**REQUIREMENT:** Reproduce all records exactly.

-*-

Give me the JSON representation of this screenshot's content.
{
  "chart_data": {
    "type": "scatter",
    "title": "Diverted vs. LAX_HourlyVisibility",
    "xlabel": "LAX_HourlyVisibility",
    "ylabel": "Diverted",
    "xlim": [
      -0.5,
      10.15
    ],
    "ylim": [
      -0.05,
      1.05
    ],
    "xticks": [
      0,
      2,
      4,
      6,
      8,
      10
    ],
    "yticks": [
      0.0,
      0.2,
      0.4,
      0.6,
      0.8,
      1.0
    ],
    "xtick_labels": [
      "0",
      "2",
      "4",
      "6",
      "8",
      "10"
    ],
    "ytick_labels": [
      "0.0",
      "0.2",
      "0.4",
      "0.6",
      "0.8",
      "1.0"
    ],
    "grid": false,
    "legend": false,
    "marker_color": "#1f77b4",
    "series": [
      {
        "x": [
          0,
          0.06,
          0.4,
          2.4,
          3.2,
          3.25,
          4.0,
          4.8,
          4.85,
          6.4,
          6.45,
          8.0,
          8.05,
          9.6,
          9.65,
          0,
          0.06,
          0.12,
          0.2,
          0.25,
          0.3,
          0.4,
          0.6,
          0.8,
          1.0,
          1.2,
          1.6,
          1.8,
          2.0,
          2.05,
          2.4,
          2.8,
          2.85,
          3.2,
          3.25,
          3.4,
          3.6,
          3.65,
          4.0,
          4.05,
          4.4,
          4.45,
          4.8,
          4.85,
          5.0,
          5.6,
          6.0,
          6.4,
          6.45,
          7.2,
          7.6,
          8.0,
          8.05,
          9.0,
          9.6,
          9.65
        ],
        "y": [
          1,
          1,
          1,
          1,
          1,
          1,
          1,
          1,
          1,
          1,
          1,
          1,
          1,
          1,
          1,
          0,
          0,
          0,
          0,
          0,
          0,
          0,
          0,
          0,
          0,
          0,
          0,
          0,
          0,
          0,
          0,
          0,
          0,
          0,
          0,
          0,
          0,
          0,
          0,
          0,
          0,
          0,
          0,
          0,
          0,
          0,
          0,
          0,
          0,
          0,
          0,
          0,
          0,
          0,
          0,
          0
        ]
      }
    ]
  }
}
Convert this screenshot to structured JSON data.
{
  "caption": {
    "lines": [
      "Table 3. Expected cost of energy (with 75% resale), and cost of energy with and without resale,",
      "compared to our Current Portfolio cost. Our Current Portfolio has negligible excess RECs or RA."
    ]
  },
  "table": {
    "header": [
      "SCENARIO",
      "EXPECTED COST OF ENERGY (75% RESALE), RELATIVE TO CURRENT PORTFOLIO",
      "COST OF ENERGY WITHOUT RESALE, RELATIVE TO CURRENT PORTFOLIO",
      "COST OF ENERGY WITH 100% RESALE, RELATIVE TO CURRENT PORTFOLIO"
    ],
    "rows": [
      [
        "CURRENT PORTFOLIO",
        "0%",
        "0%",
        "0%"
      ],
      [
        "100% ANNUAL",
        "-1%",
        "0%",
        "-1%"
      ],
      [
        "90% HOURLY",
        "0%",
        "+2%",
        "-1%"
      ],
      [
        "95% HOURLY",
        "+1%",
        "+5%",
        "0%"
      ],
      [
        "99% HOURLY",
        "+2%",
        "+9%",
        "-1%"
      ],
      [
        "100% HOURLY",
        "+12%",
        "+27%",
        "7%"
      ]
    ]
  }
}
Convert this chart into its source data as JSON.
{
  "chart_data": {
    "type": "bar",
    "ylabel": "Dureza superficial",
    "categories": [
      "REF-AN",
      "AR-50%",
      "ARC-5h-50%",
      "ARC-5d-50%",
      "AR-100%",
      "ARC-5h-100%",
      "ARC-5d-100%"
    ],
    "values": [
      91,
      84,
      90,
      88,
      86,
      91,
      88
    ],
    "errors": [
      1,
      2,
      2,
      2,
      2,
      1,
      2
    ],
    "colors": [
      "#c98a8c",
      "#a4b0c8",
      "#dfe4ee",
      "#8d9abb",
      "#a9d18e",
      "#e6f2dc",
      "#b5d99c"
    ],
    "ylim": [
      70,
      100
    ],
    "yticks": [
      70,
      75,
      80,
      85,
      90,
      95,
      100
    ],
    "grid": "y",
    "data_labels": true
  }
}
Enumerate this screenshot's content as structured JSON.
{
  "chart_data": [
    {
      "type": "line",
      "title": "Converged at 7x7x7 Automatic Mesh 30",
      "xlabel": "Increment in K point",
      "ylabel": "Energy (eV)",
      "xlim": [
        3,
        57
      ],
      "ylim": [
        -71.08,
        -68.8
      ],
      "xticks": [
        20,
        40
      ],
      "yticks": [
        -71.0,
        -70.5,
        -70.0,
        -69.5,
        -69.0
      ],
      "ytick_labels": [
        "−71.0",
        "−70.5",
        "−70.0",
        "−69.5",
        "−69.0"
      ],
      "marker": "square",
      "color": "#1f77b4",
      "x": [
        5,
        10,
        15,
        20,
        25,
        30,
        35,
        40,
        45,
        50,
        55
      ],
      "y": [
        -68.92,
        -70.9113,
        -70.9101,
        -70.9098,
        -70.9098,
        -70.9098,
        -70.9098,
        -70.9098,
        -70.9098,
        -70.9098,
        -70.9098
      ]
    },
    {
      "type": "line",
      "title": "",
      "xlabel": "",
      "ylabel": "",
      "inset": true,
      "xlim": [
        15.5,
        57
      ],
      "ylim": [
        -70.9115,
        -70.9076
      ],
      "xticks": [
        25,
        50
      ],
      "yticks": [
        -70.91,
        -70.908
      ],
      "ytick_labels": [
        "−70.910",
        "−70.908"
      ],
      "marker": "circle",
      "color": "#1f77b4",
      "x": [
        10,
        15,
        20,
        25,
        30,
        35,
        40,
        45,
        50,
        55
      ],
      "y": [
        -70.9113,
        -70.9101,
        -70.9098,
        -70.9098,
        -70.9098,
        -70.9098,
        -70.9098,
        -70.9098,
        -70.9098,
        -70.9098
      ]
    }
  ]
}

-*-

**OUTPUT FOR THIS TASK:**
Give me the JSON representation of this screenshot's content.
{
  "chart_data": {
    "type": "scatter",
    "title": "Diverted vs. LAX_HourlyVisibility",
    "xlabel": "LAX_HourlyVisibility",
    "ylabel": "Diverted",
    "xlim": [
      -0.5,
      10.15
    ],
    "ylim": [
      -0.05,
      1.05
    ],
    "xticks": [
      0,
      2,
      4,
      6,
      8,
      10
    ],
    "yticks": [
      0.0,
      0.2,
      0.4,
      0.6,
      0.8,
      1.0
    ],
    "xtick_labels": [
      "0",
      "2",
      "4",
      "6",
      "8",
      "10"
    ],
    "ytick_labels": [
      "0.0",
      "0.2",
      "0.4",
      "0.6",
      "0.8",
      "1.0"
    ],
    "grid": false,
    "legend": false,
    "marker_color": "#1f77b4",
    "series": [
      {
        "x": [
          0,
          0.06,
          0.4,
          2.4,
          3.2,
          3.25,
          4.0,
          4.8,
          4.85,
          6.4,
          6.45,
          8.0,
          8.05,
          9.6,
          9.65,
          0,
          0.06,
          0.12,
          0.2,
          0.25,
          0.3,
          0.4,
          0.6,
          0.8,
          1.0,
          1.2,
          1.6,
          1.8,
          2.0,
          2.05,
          2.4,
          2.8,
          2.85,
          3.2,
          3.25,
          3.4,
          3.6,
          3.65,
          4.0,
          4.05,
          4.4,
          4.45,
          4.8,
          4.85,
          5.0,
          5.6,
          6.0,
          6.4,
          6.45,
          7.2,
          7.6,
          8.0,
          8.05,
          9.0,
          9.6,
          9.65
        ],
        "y": [
          1,
          1,
          1,
          1,
          1,
          1,
          1,
          1,
          1,
          1,
          1,
          1,
          1,
          1,
          1,
          0,
          0,
          0,
          0,
          0,
          0,
          0,
          0,
          0,
          0,
          0,
          0,
          0,
          0,
          0,
          0,
          0,
          0,
          0,
          0,
          0,
          0,
          0,
          0,
          0,
          0,
          0,
          0,
          0,
          0,
          0,
          0,
          0,
          0,
          0,
          0,
          0,
          0,
          0,
          0,
          0
        ]
      }
    ]
  }
}
Convert this screenshot to structured JSON data.
{
  "caption": {
    "lines": [
      "Table 3. Expected cost of energy (with 75% resale), and cost of energy with and without resale,",
      "compared to our Current Portfolio cost. Our Current Portfolio has negligible excess RECs or RA."
    ]
  },
  "table": {
    "header": [
      "SCENARIO",
      "EXPECTED COST OF ENERGY (75% RESALE), RELATIVE TO CURRENT PORTFOLIO",
      "COST OF ENERGY WITHOUT RESALE, RELATIVE TO CURRENT PORTFOLIO",
      "COST OF ENERGY WITH 100% RESALE, RELATIVE TO CURRENT PORTFOLIO"
    ],
    "rows": [
      [
        "CURRENT PORTFOLIO",
        "0%",
        "0%",
        "0%"
      ],
      [
        "100% ANNUAL",
        "-1%",
        "0%",
        "-1%"
      ],
      [
        "90% HOURLY",
        "0%",
        "+2%",
        "-1%"
      ],
      [
        "95% HOURLY",
        "+1%",
        "+5%",
        "0%"
      ],
      [
        "99% HOURLY",
        "+2%",
        "+9%",
        "-1%"
      ],
      [
        "100% HOURLY",
        "+12%",
        "+27%",
        "7%"
      ]
    ]
  }
}
Convert this chart into its source data as JSON.
{
  "chart_data": {
    "type": "bar",
    "ylabel": "Dureza superficial",
    "categories": [
      "REF-AN",
      "AR-50%",
      "ARC-5h-50%",
      "ARC-5d-50%",
      "AR-100%",
      "ARC-5h-100%",
      "ARC-5d-100%"
    ],
    "values": [
      91,
      84,
      90,
      88,
      86,
      91,
      88
    ],
    "errors": [
      1,
      2,
      2,
      2,
      2,
      1,
      2
    ],
    "colors": [
      "#c98a8c",
      "#a4b0c8",
      "#dfe4ee",
      "#8d9abb",
      "#a9d18e",
      "#e6f2dc",
      "#b5d99c"
    ],
    "ylim": [
      70,
      100
    ],
    "yticks": [
      70,
      75,
      80,
      85,
      90,
      95,
      100
    ],
    "grid": "y",
    "data_labels": true
  }
}
Enumerate this screenshot's content as structured JSON.
{
  "chart_data": [
    {
      "type": "line",
      "title": "Converged at 7x7x7 Automatic Mesh 30",
      "xlabel": "Increment in K point",
      "ylabel": "Energy (eV)",
      "xlim": [
        3,
        57
      ],
      "ylim": [
        -71.08,
        -68.8
      ],
      "xticks": [
        20,
        40
      ],
      "yticks": [
        -71.0,
        -70.5,
        -70.0,
        -69.5,
        -69.0
      ],
      "ytick_labels": [
        "−71.0",
        "−70.5",
        "−70.0",
        "−69.5",
        "−69.0"
      ],
      "marker": "square",
      "color": "#1f77b4",
      "x": [
        5,
        10,
        15,
        20,
        25,
        30,
        35,
        40,
        45,
        50,
        55
      ],
      "y": [
        -68.92,
        -70.9113,
        -70.9101,
        -70.9098,
        -70.9098,
        -70.9098,
        -70.9098,
        -70.9098,
        -70.9098,
        -70.9098,
        -70.9098
      ]
    },
    {
      "type": "line",
      "title": "",
      "xlabel": "",
      "ylabel": "",
      "inset": true,
      "xlim": [
        15.5,
        57
      ],
      "ylim": [
        -70.9115,
        -70.9076
      ],
      "xticks": [
        25,
        50
      ],
      "yticks": [
        -70.91,
        -70.908
      ],
      "ytick_labels": [
        "−70.910",
        "−70.908"
      ],
      "marker": "circle",
      "color": "#1f77b4",
      "x": [
        10,
        15,
        20,
        25,
        30,
        35,
        40,
        45,
        50,
        55
      ],
      "y": [
        -70.9113,
        -70.9101,
        -70.9098,
        -70.9098,
        -70.9098,
        -70.9098,
        -70.9098,
        -70.9098,
        -70.9098,
        -70.9098
      ]
    }
  ]
}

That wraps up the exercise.